- 原文
ここでは、電子定款認証の手順とこれに必要な機器とソフトの概略を説明します。
目次
電子定款とは
定款とは、株式会社をはじめとする各種法人の根本規則を定めたもので、10年前までは、紙媒体で作成し公証人による認証手続きを受けす方式が採られていました。しかし、現在では、CD-R、フロッピーディスク等のいわゆる電磁気的方法による電子記録媒体での認証が可能になっています。これを電子定款と呼んでいます。
具体的な方法は、作成した定款をPDF化し、作成者がこれに電子署名をして電磁気的方法で記録・保存(フロッピー等)し、これを公証人役場に送付して認証を受けます。
電子定款は、電子媒体であり、文書扱いに該当しない為、印紙税法上税金対象とならないので、印紙代が発生しません。

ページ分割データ
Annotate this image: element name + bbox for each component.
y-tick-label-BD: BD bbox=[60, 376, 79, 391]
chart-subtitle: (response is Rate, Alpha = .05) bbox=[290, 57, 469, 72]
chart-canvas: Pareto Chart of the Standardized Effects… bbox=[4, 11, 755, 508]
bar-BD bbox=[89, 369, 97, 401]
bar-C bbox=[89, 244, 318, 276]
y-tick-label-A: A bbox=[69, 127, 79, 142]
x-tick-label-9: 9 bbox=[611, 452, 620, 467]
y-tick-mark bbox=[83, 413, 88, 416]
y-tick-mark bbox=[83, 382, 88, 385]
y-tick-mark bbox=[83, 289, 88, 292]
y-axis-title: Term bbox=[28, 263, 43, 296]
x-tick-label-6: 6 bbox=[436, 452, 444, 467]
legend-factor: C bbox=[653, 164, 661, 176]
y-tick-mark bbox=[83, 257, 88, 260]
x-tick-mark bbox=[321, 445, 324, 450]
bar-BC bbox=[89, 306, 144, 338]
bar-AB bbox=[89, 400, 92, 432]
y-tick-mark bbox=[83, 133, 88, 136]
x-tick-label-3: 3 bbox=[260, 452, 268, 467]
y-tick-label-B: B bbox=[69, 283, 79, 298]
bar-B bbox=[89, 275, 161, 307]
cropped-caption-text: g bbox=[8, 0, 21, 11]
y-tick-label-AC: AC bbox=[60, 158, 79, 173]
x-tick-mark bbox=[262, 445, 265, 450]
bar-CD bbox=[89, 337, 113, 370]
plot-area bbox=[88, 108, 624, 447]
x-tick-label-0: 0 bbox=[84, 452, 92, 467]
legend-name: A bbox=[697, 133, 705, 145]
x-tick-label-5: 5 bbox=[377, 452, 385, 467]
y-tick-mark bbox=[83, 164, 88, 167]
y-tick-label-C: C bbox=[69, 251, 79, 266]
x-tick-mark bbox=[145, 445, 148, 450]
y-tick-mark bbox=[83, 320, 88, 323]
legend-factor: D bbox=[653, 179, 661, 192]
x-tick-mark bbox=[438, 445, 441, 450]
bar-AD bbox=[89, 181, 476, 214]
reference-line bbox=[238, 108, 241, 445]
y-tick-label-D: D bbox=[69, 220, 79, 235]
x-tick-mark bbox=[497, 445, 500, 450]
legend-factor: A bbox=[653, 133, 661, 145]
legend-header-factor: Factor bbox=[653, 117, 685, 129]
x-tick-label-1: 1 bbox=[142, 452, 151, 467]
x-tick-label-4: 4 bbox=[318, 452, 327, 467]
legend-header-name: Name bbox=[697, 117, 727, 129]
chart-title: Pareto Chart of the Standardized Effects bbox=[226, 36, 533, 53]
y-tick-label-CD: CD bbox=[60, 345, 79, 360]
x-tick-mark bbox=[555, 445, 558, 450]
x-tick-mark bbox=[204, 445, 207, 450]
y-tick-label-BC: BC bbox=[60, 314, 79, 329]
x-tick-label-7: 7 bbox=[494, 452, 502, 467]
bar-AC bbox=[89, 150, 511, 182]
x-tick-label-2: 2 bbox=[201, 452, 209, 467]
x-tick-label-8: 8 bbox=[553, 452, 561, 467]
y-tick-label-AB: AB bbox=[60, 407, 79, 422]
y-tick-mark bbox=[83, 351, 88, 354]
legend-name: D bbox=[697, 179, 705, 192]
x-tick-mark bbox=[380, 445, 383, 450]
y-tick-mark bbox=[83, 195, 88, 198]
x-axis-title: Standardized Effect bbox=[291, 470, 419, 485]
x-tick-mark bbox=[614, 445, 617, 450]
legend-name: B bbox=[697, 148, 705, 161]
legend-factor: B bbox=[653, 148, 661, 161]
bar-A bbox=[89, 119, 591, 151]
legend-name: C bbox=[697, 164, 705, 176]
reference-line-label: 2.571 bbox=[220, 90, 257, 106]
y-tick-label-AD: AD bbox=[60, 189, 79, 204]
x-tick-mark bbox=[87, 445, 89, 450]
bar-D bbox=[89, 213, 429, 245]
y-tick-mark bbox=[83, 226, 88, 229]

- 課題
電子定款についての原文を、最後の文の続きから書き進めてもらえますか？

- 回答
ただ、電子定款の作成には、通常私たちが文書のPDF化に利用しているフリーソフトである通常のadbeでは対応できず、有料のソフトやカードリーダライタ等の周辺ソフトや機材が必要なので、これを全て揃えるにはかなりのお金がかかります。
また、書籍等には、電子定款の作成は極めて簡単にできるといった情報が掲載されていますが、その手続きはかなり煩雑なので、初めて電子署名等の電子定款作成に関する業務を自分1人で行う事は、時間や経費等の観点からみれば、経営者として効率的な業務を行っているとは言えません。
電子定款にすると4万円安くなるが
電子定款は、紙媒体ではないので収入印紙代の4万円が不要です。ただ、電子定款の認証にはパソコンはもちろん、準備しなくてはならない機器やソフトウエアがあるので、場合によっては、紙の定款作成にかかる4万円の収入印紙代以上の負担が生じる場合もあります。現在では、税金等の申告も電子申告でなされることが多いのですが、これら電子申告に慣れていない方や全く経験のない方は、電子定款作成の専門家(行政書士等)に依頼する方が安くて確実な電子定款作成・認証が行えると言えます。
電子定款作成認証手続きの流れ
電子定款の作成並びに認証(提出)の手続きは、以下の手順・流れになります。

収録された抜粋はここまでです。